Try it:
In the Cosplacon recap, what positions did Rodney hold at the convention?
[Document extract]
Conclusion"ThatCosplayGuy" derping around in his attempt as Kirito.
Cosplacon was the second anime convention I’ve attended in my career. Even though Anime St. Louis (ASTL) was my first, I truly felt like I had a better understanding and appreciation for cosplay at Cosplacon. Don’t get me wrong, I had an awesome time at ASTL, but I was at the same time overwhelmed by the variety provided at ASTL. Cosplacon was a way for me to step back and fully appreciate what was around me. What also made this event so special to me-and I’m sure everyone else who attended would agree-was the staff. Rodney, the lead coordinator and guest relations liaison for Cosplacon, did an amazing job at assuring everyone’s enjoyment during the entire weekend. He even hosted several panels and sat in on others to mingle with attendees. I have never seen this at any other con I’ve been to, and I have definitely never been able to place names of the friendly faces of staff members who poured their hearts and souls into such an event. Even when I went to McDonalds for dinner, Ben, another Staff member, came up to me and asked how the con was going and if there was anything he could do to improve my experience. I wish I could remember all the names of everyone who was staff or volunteered, but you know who you are and you know that we are ALL truly grateful for the hard work you’ve committed. Keep in mind, Cosplacon was an event that went 2 years in production stage before it became official, as this was Central Missouri’s first anime convention. Will I go next year? This goes without saying, but even better is that I now have a new list of friends I’ll go with and see at Cosplacon 2014. I hope that everyone I saw from this year’s event can be there again, but even more so, I hope that we make such an impact that the fans from the East and West Coast are jealous!
[/Document extract]
[Supplied material]
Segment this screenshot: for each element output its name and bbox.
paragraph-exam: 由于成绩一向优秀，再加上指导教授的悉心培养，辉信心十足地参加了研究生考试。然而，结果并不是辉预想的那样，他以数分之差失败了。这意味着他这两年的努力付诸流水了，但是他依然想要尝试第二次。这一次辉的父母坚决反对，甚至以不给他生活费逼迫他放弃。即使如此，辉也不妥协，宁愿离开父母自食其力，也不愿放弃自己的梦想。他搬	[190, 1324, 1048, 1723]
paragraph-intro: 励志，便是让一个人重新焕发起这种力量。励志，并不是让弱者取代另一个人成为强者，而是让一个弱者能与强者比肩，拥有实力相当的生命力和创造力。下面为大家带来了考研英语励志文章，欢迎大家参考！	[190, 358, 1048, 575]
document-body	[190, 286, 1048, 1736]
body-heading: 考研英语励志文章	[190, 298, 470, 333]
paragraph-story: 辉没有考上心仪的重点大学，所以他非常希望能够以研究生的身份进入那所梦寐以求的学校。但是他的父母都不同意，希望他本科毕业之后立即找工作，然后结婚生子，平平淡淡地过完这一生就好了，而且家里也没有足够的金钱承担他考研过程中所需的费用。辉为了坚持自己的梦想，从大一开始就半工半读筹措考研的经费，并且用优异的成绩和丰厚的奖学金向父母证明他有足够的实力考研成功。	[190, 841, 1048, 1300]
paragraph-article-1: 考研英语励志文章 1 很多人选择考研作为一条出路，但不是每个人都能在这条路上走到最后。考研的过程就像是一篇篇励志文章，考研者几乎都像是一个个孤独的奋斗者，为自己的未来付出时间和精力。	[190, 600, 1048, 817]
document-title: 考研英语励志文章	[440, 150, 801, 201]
[/Supplied material]
Task answer:
Rodney was the lead coordinator and guest relations liaison for Cosplacon.